§ Problem:
Review the material line by line. Identify and copy every line that contains the string "lost".
--- START OF Material for the task ---
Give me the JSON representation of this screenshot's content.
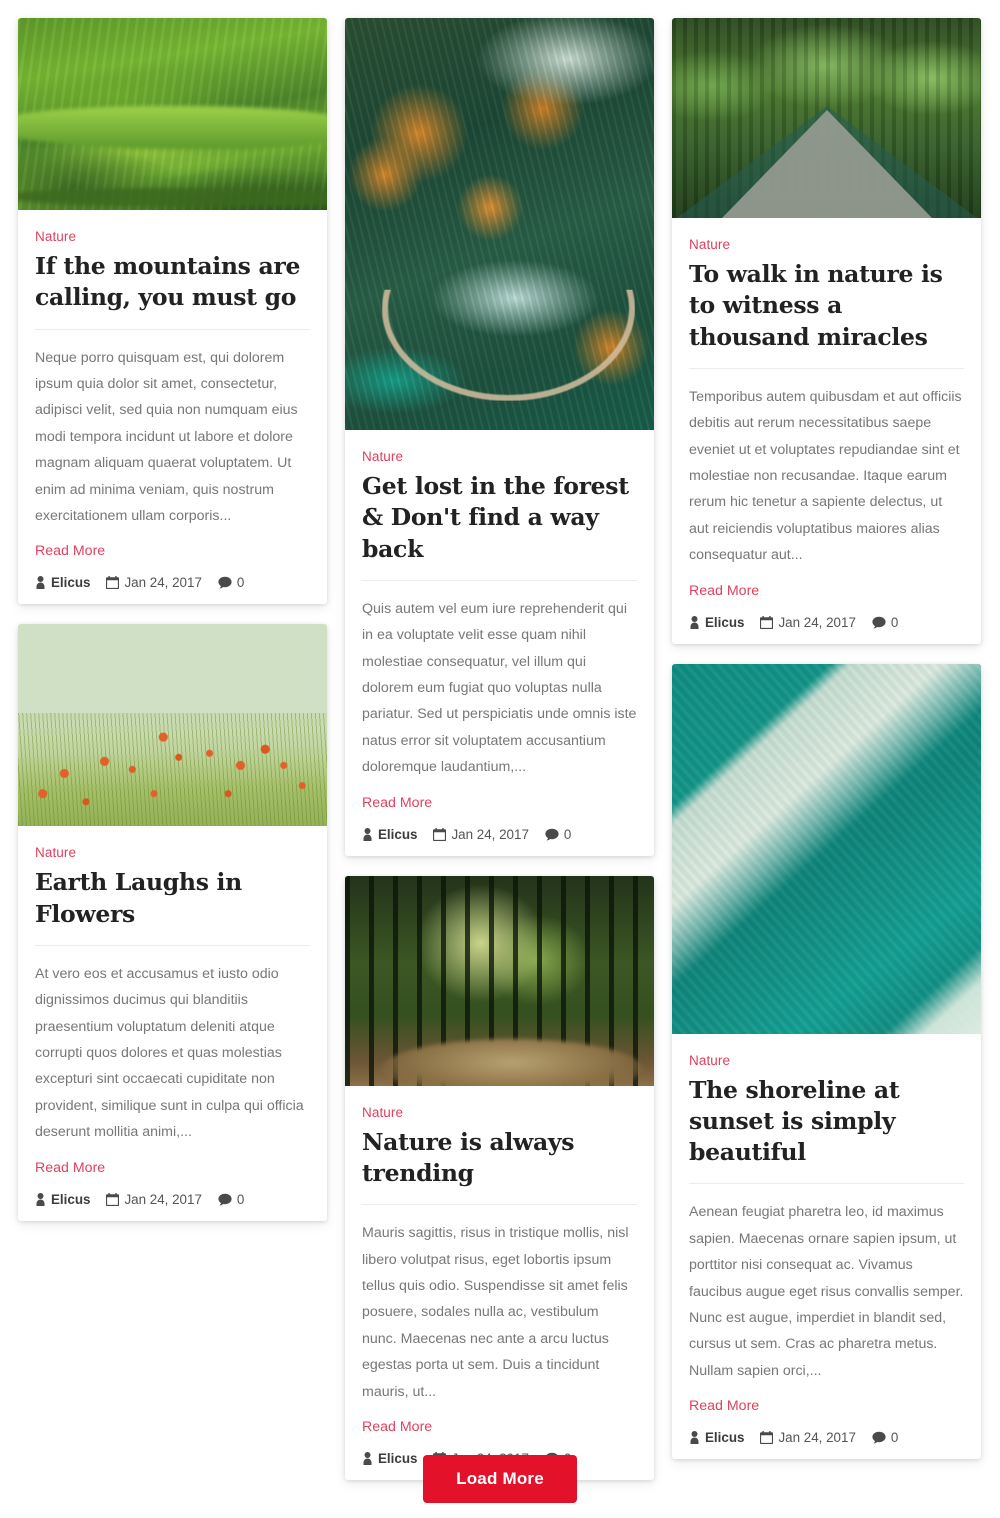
{
  "theme": {
    "accent_red": "#e4112b",
    "category_color": "#e0415f",
    "link_color": "#e0415f",
    "title_color": "#222222",
    "body_color": "#777777",
    "card_bg": "#ffffff",
    "page_bg": "#ffffff"
  },
  "labels": {
    "read_more": "Read More",
    "category": "Nature"
  },
  "load_more": {
    "label": "Load More"
  },
  "posts": [
    {
      "id": "mountains-calling",
      "category": "Nature",
      "title": "If the mountains are calling, you must go",
      "excerpt": "Neque porro quisquam est, qui dolorem ipsum quia dolor sit amet, consectetur, adipisci velit, sed quia non numquam eius modi tempora incidunt ut labore et dolore magnam aliquam quaerat voluptatem. Ut enim ad minima veniam, quis nostrum exercitationem ullam corporis...",
      "read_more": "Read More",
      "author": "Elicus",
      "date": "Jan 24, 2017",
      "comments": "0",
      "image_alt": "green rolling mountain hills"
    },
    {
      "id": "earth-laughs-flowers",
      "category": "Nature",
      "title": "Earth Laughs in Flowers",
      "excerpt": "At vero eos et accusamus et iusto odio dignissimos ducimus qui blanditiis praesentium voluptatum deleniti atque corrupti quos dolores et quas molestias excepturi sint occaecati cupiditate non provident, similique sunt in culpa qui officia deserunt mollitia animi,...",
      "read_more": "Read More",
      "author": "Elicus",
      "date": "Jan 24, 2017",
      "comments": "0",
      "image_alt": "field of orange poppies under pale sky"
    },
    {
      "id": "get-lost-forest",
      "category": "Nature",
      "title": "Get lost in the forest & Don't find a way back",
      "excerpt": "Quis autem vel eum iure reprehenderit qui in ea voluptate velit esse quam nihil molestiae consequatur, vel illum qui dolorem eum fugiat quo voluptas nulla pariatur. Sed ut perspiciatis unde omnis iste natus error sit voluptatem accusantium doloremque laudantium,...",
      "read_more": "Read More",
      "author": "Elicus",
      "date": "Jan 24, 2017",
      "comments": "0",
      "image_alt": "aerial view of forest with turquoise lakes and walkway"
    },
    {
      "id": "nature-always-trending",
      "category": "Nature",
      "title": "Nature is always trending",
      "excerpt": "Mauris sagittis, risus in tristique mollis, nisl libero volutpat risus, eget lobortis ipsum tellus quis odio. Suspendisse sit amet felis posuere, sodales nulla ac, vestibulum nunc. Maecenas nec ante a arcu luctus egestas porta ut sem. Duis a tincidunt mauris, ut...",
      "read_more": "Read More",
      "author": "Elicus",
      "date": "Jan 24, 2017",
      "comments": "0",
      "image_alt": "sunlit path through tall forest trees"
    },
    {
      "id": "walk-in-nature",
      "category": "Nature",
      "title": "To walk in nature is to witness a thousand miracles",
      "excerpt": "Temporibus autem quibusdam et aut officiis debitis aut rerum necessitatibus saepe eveniet ut et voluptates repudiandae sint et molestiae non recusandae. Itaque earum rerum hic tenetur a sapiente delectus, ut aut reiciendis voluptatibus maiores alias consequatur aut...",
      "read_more": "Read More",
      "author": "Elicus",
      "date": "Jan 24, 2017",
      "comments": "0",
      "image_alt": "green metal footbridge through jungle canopy"
    },
    {
      "id": "shoreline-sunset",
      "category": "Nature",
      "title": "The shoreline at sunset is simply beautiful",
      "excerpt": "Aenean feugiat pharetra leo, id maximus sapien. Maecenas ornare sapien ipsum, ut porttitor nisi consequat ac. Vivamus faucibus augue eget risus convallis semper. Nunc est augue, imperdiet in blandit sed, cursus ut sem. Cras ac pharetra metus. Nullam sapien orci,...",
      "read_more": "Read More",
      "author": "Elicus",
      "date": "Jan 24, 2017",
      "comments": "0",
      "image_alt": "aerial turquoise ocean waves with white surf"
    }
  ],
  "icons": {
    "author": "user-icon",
    "date": "calendar-icon",
    "comments": "comment-icon"
  }
}
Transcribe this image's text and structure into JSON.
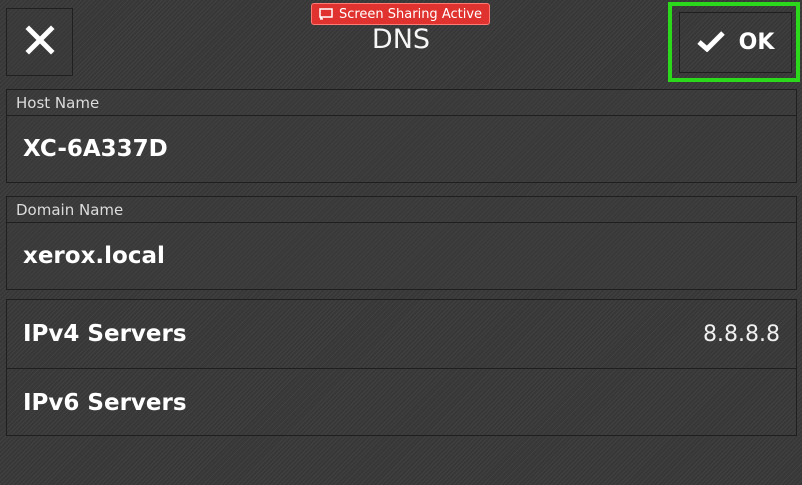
{
  "header": {
    "title": "DNS",
    "close_icon": "close-icon",
    "ok_label": "OK",
    "ok_icon": "checkmark-icon",
    "highlight_color": "#2bd81b"
  },
  "sharing_badge": {
    "label": "Screen Sharing Active",
    "icon": "screen-share-icon",
    "color": "#e0332f"
  },
  "fields": {
    "host_name": {
      "label": "Host Name",
      "value": "XC-6A337D"
    },
    "domain_name": {
      "label": "Domain Name",
      "value": "xerox.local"
    }
  },
  "servers": {
    "ipv4": {
      "label": "IPv4 Servers",
      "value": "8.8.8.8"
    },
    "ipv6": {
      "label": "IPv6 Servers",
      "value": ""
    }
  }
}
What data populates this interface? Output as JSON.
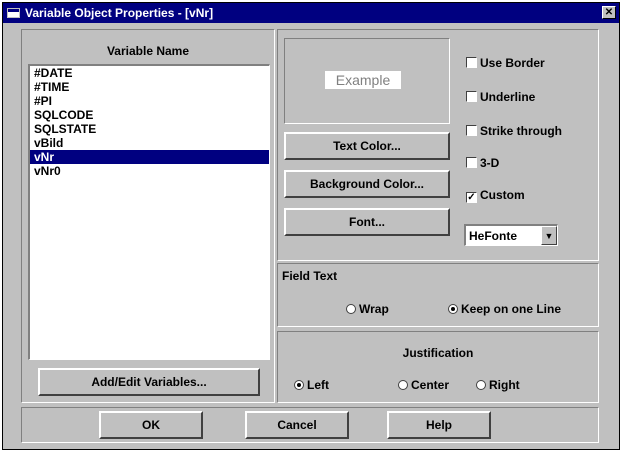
{
  "window": {
    "title": "Variable Object Properties - [vNr]"
  },
  "variables": {
    "header": "Variable Name",
    "items": [
      "#DATE",
      "#TIME",
      "#PI",
      "SQLCODE",
      "SQLSTATE",
      "vBild",
      "vNr",
      "vNr0"
    ],
    "selected": "vNr",
    "add_edit_label": "Add/Edit Variables..."
  },
  "preview": {
    "example_text": "Example"
  },
  "buttons": {
    "text_color": "Text Color...",
    "background_color": "Background Color...",
    "font": "Font..."
  },
  "options": {
    "use_border": {
      "label": "Use Border",
      "checked": false
    },
    "underline": {
      "label": "Underline",
      "checked": false
    },
    "strike_through": {
      "label": "Strike through",
      "checked": false
    },
    "three_d": {
      "label": "3-D",
      "checked": false
    },
    "custom": {
      "label": "Custom",
      "checked": true
    }
  },
  "font_select": {
    "value": "HeFonte"
  },
  "field_text": {
    "header": "Field Text",
    "wrap": {
      "label": "Wrap",
      "selected": false
    },
    "keep_one_line": {
      "label": "Keep on one Line",
      "selected": true
    }
  },
  "justification": {
    "header": "Justification",
    "left": {
      "label": "Left",
      "selected": true
    },
    "center": {
      "label": "Center",
      "selected": false
    },
    "right": {
      "label": "Right",
      "selected": false
    }
  },
  "footer": {
    "ok": "OK",
    "cancel": "Cancel",
    "help": "Help"
  },
  "colors": {
    "titlebar": "#000080",
    "face": "#c0c0c0",
    "selection": "#000080"
  }
}
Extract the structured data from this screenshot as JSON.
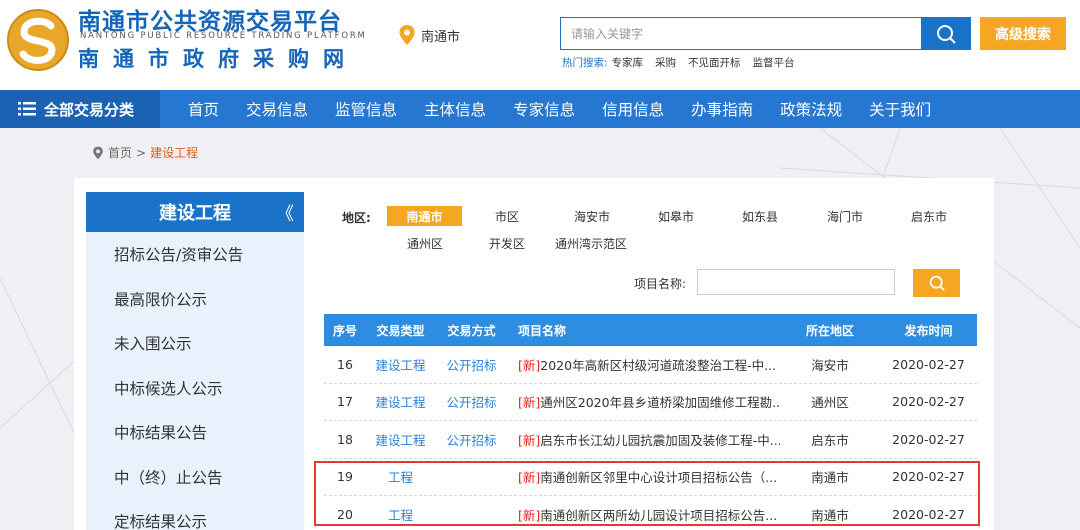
{
  "header": {
    "brand_cn": "南通市公共资源交易平台",
    "brand_en": "NANTONG PUBLIC RESOURCE TRADING PLATFORM",
    "brand_sub": "南通市政府采购网",
    "location": "南通市",
    "search_placeholder": "请输入关键字",
    "advanced_search": "高级搜索",
    "hot_label": "热门搜索:",
    "hot_items": [
      "专家库",
      "采购",
      "不见面开标",
      "监督平台"
    ]
  },
  "nav": {
    "all_label": "全部交易分类",
    "items": [
      "首页",
      "交易信息",
      "监管信息",
      "主体信息",
      "专家信息",
      "信用信息",
      "办事指南",
      "政策法规",
      "关于我们"
    ]
  },
  "breadcrumb": {
    "home": "首页",
    "separator": ">",
    "current": "建设工程"
  },
  "sidebar": {
    "title": "建设工程",
    "collapse_glyph": "《",
    "items": [
      "招标公告/资审公告",
      "最高限价公示",
      "未入围公示",
      "中标候选人公示",
      "中标结果公告",
      "中（终）止公告",
      "定标结果公示"
    ]
  },
  "filter": {
    "region_label": "地区:",
    "regions": [
      "南通市",
      "市区",
      "海安市",
      "如皋市",
      "如东县",
      "海门市",
      "启东市",
      "通州区",
      "开发区",
      "通州湾示范区"
    ],
    "active_region": "南通市",
    "project_label": "项目名称:",
    "project_value": ""
  },
  "table": {
    "headers": [
      "序号",
      "交易类型",
      "交易方式",
      "项目名称",
      "所在地区",
      "发布时间"
    ],
    "new_tag": "[新]",
    "rows": [
      {
        "no": "16",
        "type": "建设工程",
        "method": "公开招标",
        "name": "2020年高新区村级河道疏浚整治工程-中...",
        "region": "海安市",
        "date": "2020-02-27"
      },
      {
        "no": "17",
        "type": "建设工程",
        "method": "公开招标",
        "name": "通州区2020年县乡道桥梁加固维修工程勘...",
        "region": "通州区",
        "date": "2020-02-27"
      },
      {
        "no": "18",
        "type": "建设工程",
        "method": "公开招标",
        "name": "启东市长江幼儿园抗震加固及装修工程-中...",
        "region": "启东市",
        "date": "2020-02-27"
      },
      {
        "no": "19",
        "type": "工程",
        "method": "",
        "name": "南通创新区邻里中心设计项目招标公告（...",
        "region": "南通市",
        "date": "2020-02-27"
      },
      {
        "no": "20",
        "type": "工程",
        "method": "",
        "name": "南通创新区两所幼儿园设计项目招标公告...",
        "region": "南通市",
        "date": "2020-02-27"
      }
    ]
  },
  "colors": {
    "primary": "#2577d1",
    "accent": "#f5a623",
    "new_tag": "#e2231a",
    "highlight_border": "#e53935"
  }
}
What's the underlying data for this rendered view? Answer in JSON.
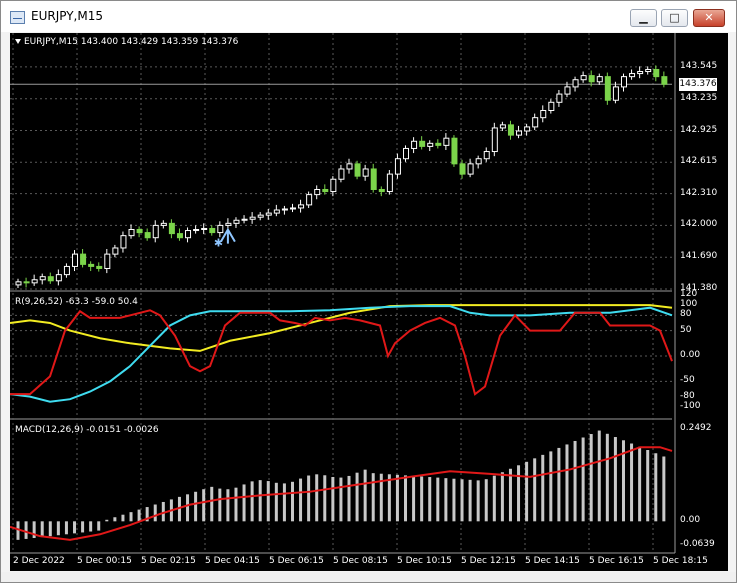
--- END OF Material for the task ---
§ Task output:
      "id": "get-lost-forest",
      "title": "Get lost in the forest & Don't find a way back",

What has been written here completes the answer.